Your objective
Identify all lines in the listing that include the word "octubre", and copy them out.

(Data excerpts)
Start
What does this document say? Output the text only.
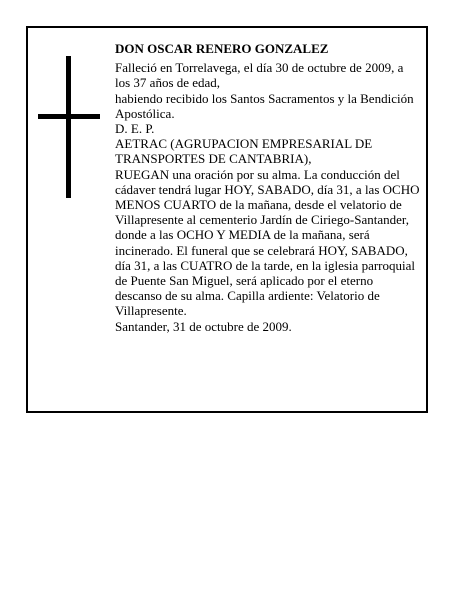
DON OSCAR RENERO GONZALEZ

Falleció en Torrelavega, el día 30 de octubre de 2009, a los 37 años de edad,

habiendo recibido los Santos Sacramentos y la Bendición Apostólica.

D. E. P.

AETRAC (AGRUPACION EMPRESARIAL DE TRANSPORTES DE CANTABRIA),

RUEGAN una oración por su alma. La conducción del cádaver tendrá lugar HOY, SABADO, día 31, a las OCHO MENOS CUARTO de la mañana, desde el velatorio de Villapresente al cementerio Jardín de Ciriego-Santander, donde a las OCHO Y MEDIA de la mañana, será incinerado. El funeral que se celebrará HOY, SABADO, día 31, a las CUATRO de la tarde, en la iglesia parroquial de Puente San Miguel, será aplicado por el eterno descanso de su alma. Capilla ardiente: Velatorio de Villapresente.

Santander, 31 de octubre de 2009.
End
Answer to the task
Falleció en Torrelavega, el día 30 de octubre de 2009, a los 37 años de edad,
Santander, 31 de octubre de 2009.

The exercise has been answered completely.